### Stated task
Repeat the listing that follows, character for character, minus the pictures.

### Dataset content
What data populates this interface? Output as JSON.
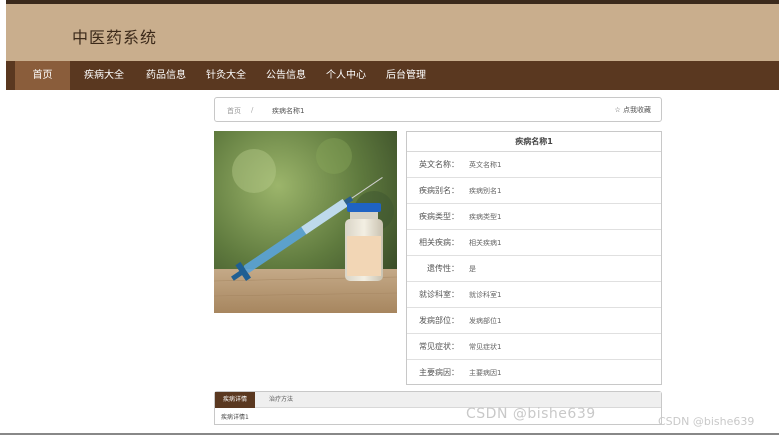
{
  "site": {
    "title": "中医药系统"
  },
  "nav": {
    "items": [
      "首页",
      "疾病大全",
      "药品信息",
      "针灸大全",
      "公告信息",
      "个人中心",
      "后台管理"
    ]
  },
  "breadcrumb": {
    "home": "首页",
    "separator": "/",
    "current": "疾病名称1",
    "favorite": "☆ 点我收藏"
  },
  "detail": {
    "title": "疾病名称1",
    "fields": [
      {
        "label": "英文名称：",
        "value": "英文名称1"
      },
      {
        "label": "疾病别名：",
        "value": "疾病别名1"
      },
      {
        "label": "疾病类型：",
        "value": "疾病类型1"
      },
      {
        "label": "相关疾病：",
        "value": "相关疾病1"
      },
      {
        "label": "遗传性：",
        "value": "是"
      },
      {
        "label": "就诊科室：",
        "value": "就诊科室1"
      },
      {
        "label": "发病部位：",
        "value": "发病部位1"
      },
      {
        "label": "常见症状：",
        "value": "常见症状1"
      },
      {
        "label": "主要病因：",
        "value": "主要病因1"
      }
    ]
  },
  "tabs": {
    "items": [
      "疾病详情",
      "治疗方法"
    ],
    "active_content": "疾病详情1"
  },
  "watermark": {
    "main": "CSDN @bishe639",
    "secondary": "CSDN @bishe639"
  },
  "colors": {
    "header": "#c9ae8d",
    "nav": "#5a3820",
    "nav_active": "#8a5d3b"
  }
}
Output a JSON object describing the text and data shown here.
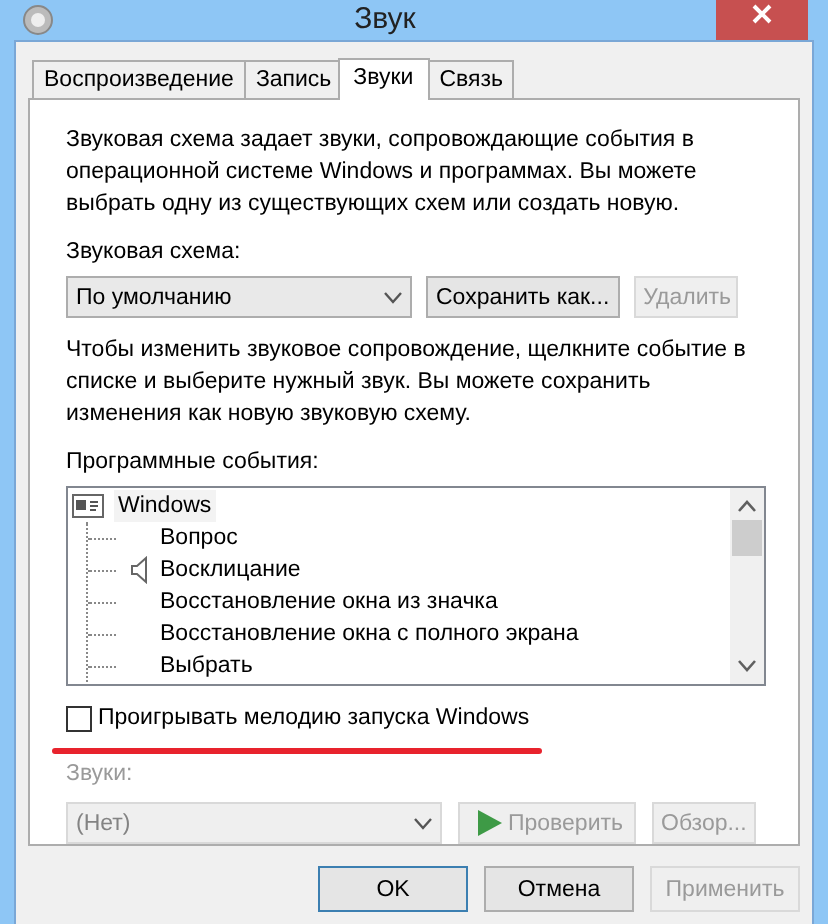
{
  "window": {
    "title": "Звук"
  },
  "tabs": [
    {
      "label": "Воспроизведение",
      "selected": false
    },
    {
      "label": "Запись",
      "selected": false
    },
    {
      "label": "Звуки",
      "selected": true
    },
    {
      "label": "Связь",
      "selected": false
    }
  ],
  "intro": "Звуковая схема задает звуки, сопровождающие события в операционной системе Windows и программах. Вы можете выбрать одну из существующих схем или создать новую.",
  "scheme": {
    "label": "Звуковая схема:",
    "value": "По умолчанию",
    "disabled": false
  },
  "scheme_buttons": [
    {
      "label": "Сохранить как...",
      "disabled": false
    },
    {
      "label": "Удалить",
      "disabled": true
    }
  ],
  "hint": "Чтобы изменить звуковое сопровождение, щелкните событие в списке и выберите нужный звук. Вы можете сохранить изменения как новую звуковую схему.",
  "events": {
    "label": "Программные события:",
    "items": [
      {
        "label": "Windows",
        "children": [
          {
            "label": "Вопрос",
            "sound": false
          },
          {
            "label": "Восклицание",
            "sound": true
          },
          {
            "label": "Восстановление окна из значка",
            "sound": false
          },
          {
            "label": "Восстановление окна с полного экрана",
            "sound": false
          },
          {
            "label": "Выбрать",
            "sound": false
          }
        ]
      }
    ]
  },
  "startup": {
    "label": "Проигрывать мелодию запуска Windows",
    "checked": false
  },
  "sounds": {
    "label": "Звуки:",
    "value": "(Нет)",
    "disabled": true
  },
  "sound_buttons": [
    {
      "kind": "play",
      "label": "Проверить",
      "disabled": true
    },
    {
      "kind": "plain",
      "label": "Обзор...",
      "disabled": true
    }
  ],
  "footer": [
    {
      "label": "OK",
      "default": true,
      "disabled": false
    },
    {
      "label": "Отмена",
      "default": false,
      "disabled": false
    },
    {
      "label": "Применить",
      "default": false,
      "disabled": true
    }
  ]
}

### Problem solution
What data populates this interface? Output as JSON.
{
  "site": {
    "title": "中医药系统"
  },
  "nav": {
    "items": [
      "首页",
      "疾病大全",
      "药品信息",
      "针灸大全",
      "公告信息",
      "个人中心",
      "后台管理"
    ]
  },
  "breadcrumb": {
    "home": "首页",
    "separator": "/",
    "current": "疾病名称1",
    "favorite": "☆ 点我收藏"
  },
  "detail": {
    "title": "疾病名称1",
    "fields": [
      {
        "label": "英文名称：",
        "value": "英文名称1"
      },
      {
        "label": "疾病别名：",
        "value": "疾病别名1"
      },
      {
        "label": "疾病类型：",
        "value": "疾病类型1"
      },
      {
        "label": "相关疾病：",
        "value": "相关疾病1"
      },
      {
        "label": "遗传性：",
        "value": "是"
      },
      {
        "label": "就诊科室：",
        "value": "就诊科室1"
      },
      {
        "label": "发病部位：",
        "value": "发病部位1"
      },
      {
        "label": "常见症状：",
        "value": "常见症状1"
      },
      {
        "label": "主要病因：",
        "value": "主要病因1"
      }
    ]
  },
  "tabs": {
    "items": [
      "疾病详情",
      "治疗方法"
    ],
    "active_content": "疾病详情1"
  },
  "watermark": {
    "main": "CSDN @bishe639",
    "secondary": "CSDN @bishe639"
  },
  "colors": {
    "header": "#c9ae8d",
    "nav": "#5a3820",
    "nav_active": "#8a5d3b"
  }
}
Output a JSON object describing the text and data shown here.
{
  "window": {
    "title": "Звук"
  },
  "tabs": [
    {
      "label": "Воспроизведение",
      "selected": false
    },
    {
      "label": "Запись",
      "selected": false
    },
    {
      "label": "Звуки",
      "selected": true
    },
    {
      "label": "Связь",
      "selected": false
    }
  ],
  "intro": "Звуковая схема задает звуки, сопровождающие события в операционной системе Windows и программах. Вы можете выбрать одну из существующих схем или создать новую.",
  "scheme": {
    "label": "Звуковая схема:",
    "value": "По умолчанию",
    "disabled": false
  },
  "scheme_buttons": [
    {
      "label": "Сохранить как...",
      "disabled": false
    },
    {
      "label": "Удалить",
      "disabled": true
    }
  ],
  "hint": "Чтобы изменить звуковое сопровождение, щелкните событие в списке и выберите нужный звук. Вы можете сохранить изменения как новую звуковую схему.",
  "events": {
    "label": "Программные события:",
    "items": [
      {
        "label": "Windows",
        "children": [
          {
            "label": "Вопрос",
            "sound": false
          },
          {
            "label": "Восклицание",
            "sound": true
          },
          {
            "label": "Восстановление окна из значка",
            "sound": false
          },
          {
            "label": "Восстановление окна с полного экрана",
            "sound": false
          },
          {
            "label": "Выбрать",
            "sound": false
          }
        ]
      }
    ]
  },
  "startup": {
    "label": "Проигрывать мелодию запуска Windows",
    "checked": false
  },
  "sounds": {
    "label": "Звуки:",
    "value": "(Нет)",
    "disabled": true
  },
  "sound_buttons": [
    {
      "kind": "play",
      "label": "Проверить",
      "disabled": true
    },
    {
      "kind": "plain",
      "label": "Обзор...",
      "disabled": true
    }
  ],
  "footer": [
    {
      "label": "OK",
      "default": true,
      "disabled": false
    },
    {
      "label": "Отмена",
      "default": false,
      "disabled": false
    },
    {
      "label": "Применить",
      "default": false,
      "disabled": true
    }
  ]
}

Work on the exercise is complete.